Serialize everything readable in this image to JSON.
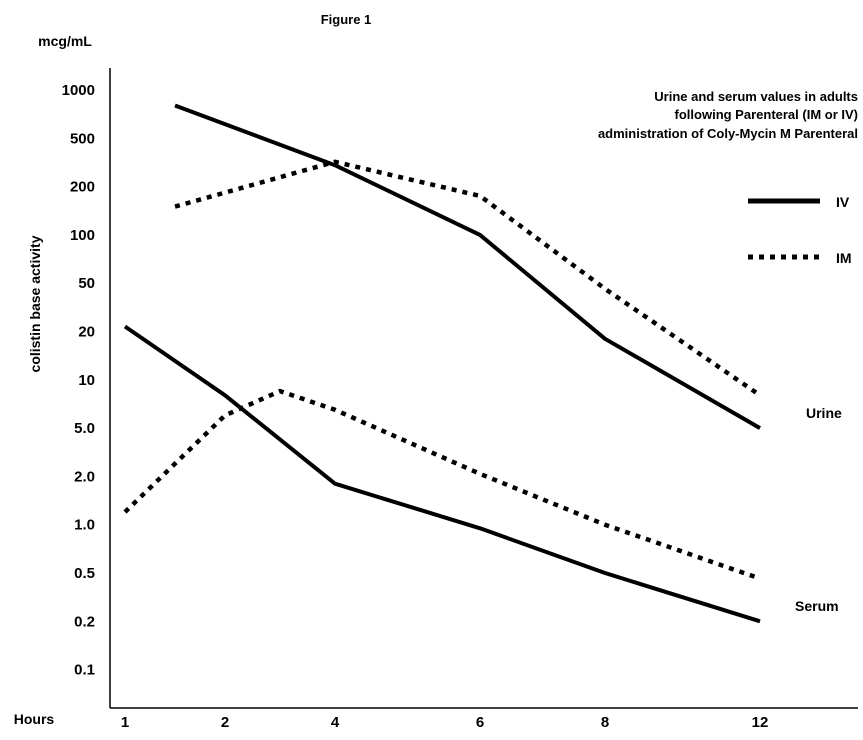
{
  "chart_data": {
    "type": "line",
    "title": "Figure 1",
    "y_unit": "mcg/mL",
    "ylabel": "colistin base activity",
    "xlabel": "Hours",
    "x_ticks": [
      "1",
      "2",
      "4",
      "6",
      "8",
      "12"
    ],
    "y_ticks": [
      "1000",
      "500",
      "200",
      "100",
      "50",
      "20",
      "10",
      "5.0",
      "2.0",
      "1.0",
      "0.5",
      "0.2",
      "0.1"
    ],
    "y_scale": "log",
    "annotation": [
      "Urine and serum values in adults",
      "following Parenteral (IM or IV)",
      "administration of Coly-Mycin M Parenteral"
    ],
    "legend": [
      {
        "label": "IV",
        "style": "solid"
      },
      {
        "label": "IM",
        "style": "dotted"
      }
    ],
    "labels": {
      "urine": "Urine",
      "serum": "Serum"
    },
    "series": [
      {
        "group": "urine",
        "route": "IV",
        "style": "solid",
        "points": [
          [
            1.5,
            800
          ],
          [
            4,
            300
          ],
          [
            6,
            100
          ],
          [
            8,
            18
          ],
          [
            12,
            5
          ]
        ]
      },
      {
        "group": "urine",
        "route": "IM",
        "style": "dotted",
        "points": [
          [
            1.5,
            150
          ],
          [
            4,
            320
          ],
          [
            6,
            175
          ],
          [
            8,
            45
          ],
          [
            12,
            8
          ]
        ]
      },
      {
        "group": "serum",
        "route": "IV",
        "style": "solid",
        "points": [
          [
            1,
            22
          ],
          [
            2,
            8
          ],
          [
            4,
            1.8
          ],
          [
            6,
            0.95
          ],
          [
            8,
            0.5
          ],
          [
            12,
            0.2
          ]
        ]
      },
      {
        "group": "serum",
        "route": "IM",
        "style": "dotted",
        "points": [
          [
            1,
            1.2
          ],
          [
            2,
            6
          ],
          [
            3,
            8.5
          ],
          [
            4,
            6.5
          ],
          [
            6,
            2.1
          ],
          [
            8,
            1.0
          ],
          [
            12,
            0.45
          ]
        ]
      }
    ]
  }
}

▸ **CHALLENGE**: Look above for every line with the word "serum" and copy it.

▸ **WRITTEN ANSWER**:
      "Urine and serum values in adults",
      "serum": "Serum"
        "group": "serum",
        "group": "serum",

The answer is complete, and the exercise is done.